> **SET TASK**
Repeat each entry exactly and drop the pictures.

[Figure record listings]
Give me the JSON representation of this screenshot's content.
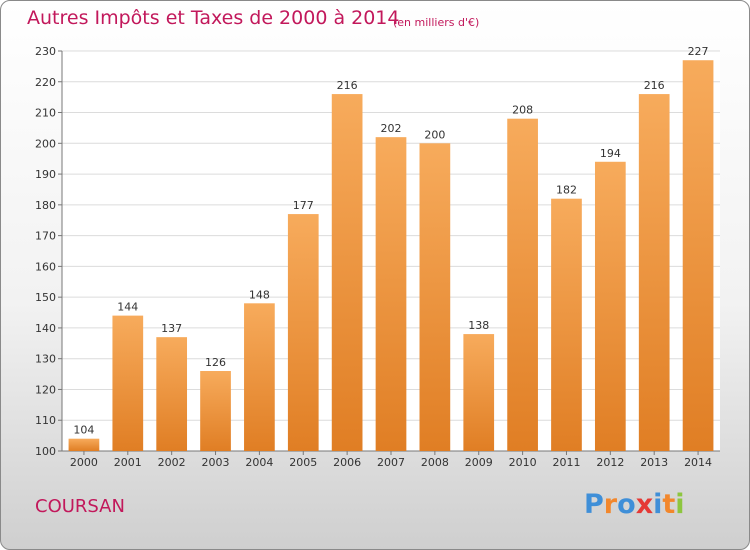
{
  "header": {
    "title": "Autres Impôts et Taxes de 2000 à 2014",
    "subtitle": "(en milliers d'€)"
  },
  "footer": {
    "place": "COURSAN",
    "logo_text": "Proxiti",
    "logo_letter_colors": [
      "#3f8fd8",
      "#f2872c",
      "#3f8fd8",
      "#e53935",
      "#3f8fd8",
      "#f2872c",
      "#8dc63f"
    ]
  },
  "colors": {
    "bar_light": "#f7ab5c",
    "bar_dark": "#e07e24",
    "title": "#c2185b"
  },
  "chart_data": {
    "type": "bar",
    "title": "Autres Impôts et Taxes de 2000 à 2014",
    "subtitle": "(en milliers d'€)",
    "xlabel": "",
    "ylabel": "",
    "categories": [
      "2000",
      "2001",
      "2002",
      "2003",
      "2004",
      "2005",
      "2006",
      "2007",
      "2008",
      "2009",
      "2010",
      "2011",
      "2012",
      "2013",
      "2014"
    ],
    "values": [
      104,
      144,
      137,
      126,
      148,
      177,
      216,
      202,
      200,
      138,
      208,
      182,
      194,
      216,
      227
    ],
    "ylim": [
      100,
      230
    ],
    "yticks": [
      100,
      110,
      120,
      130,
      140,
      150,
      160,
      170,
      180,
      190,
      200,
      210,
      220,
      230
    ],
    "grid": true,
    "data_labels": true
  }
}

> **SOLUTION TO THIS PROBLEM**
Give me the JSON representation of this screenshot's content.
{
  "header": {
    "title": "Autres Impôts et Taxes de 2000 à 2014",
    "subtitle": "(en milliers d'€)"
  },
  "footer": {
    "place": "COURSAN",
    "logo_text": "Proxiti",
    "logo_letter_colors": [
      "#3f8fd8",
      "#f2872c",
      "#3f8fd8",
      "#e53935",
      "#3f8fd8",
      "#f2872c",
      "#8dc63f"
    ]
  },
  "colors": {
    "bar_light": "#f7ab5c",
    "bar_dark": "#e07e24",
    "title": "#c2185b"
  },
  "chart_data": {
    "type": "bar",
    "title": "Autres Impôts et Taxes de 2000 à 2014",
    "subtitle": "(en milliers d'€)",
    "xlabel": "",
    "ylabel": "",
    "categories": [
      "2000",
      "2001",
      "2002",
      "2003",
      "2004",
      "2005",
      "2006",
      "2007",
      "2008",
      "2009",
      "2010",
      "2011",
      "2012",
      "2013",
      "2014"
    ],
    "values": [
      104,
      144,
      137,
      126,
      148,
      177,
      216,
      202,
      200,
      138,
      208,
      182,
      194,
      216,
      227
    ],
    "ylim": [
      100,
      230
    ],
    "yticks": [
      100,
      110,
      120,
      130,
      140,
      150,
      160,
      170,
      180,
      190,
      200,
      210,
      220,
      230
    ],
    "grid": true,
    "data_labels": true
  }
}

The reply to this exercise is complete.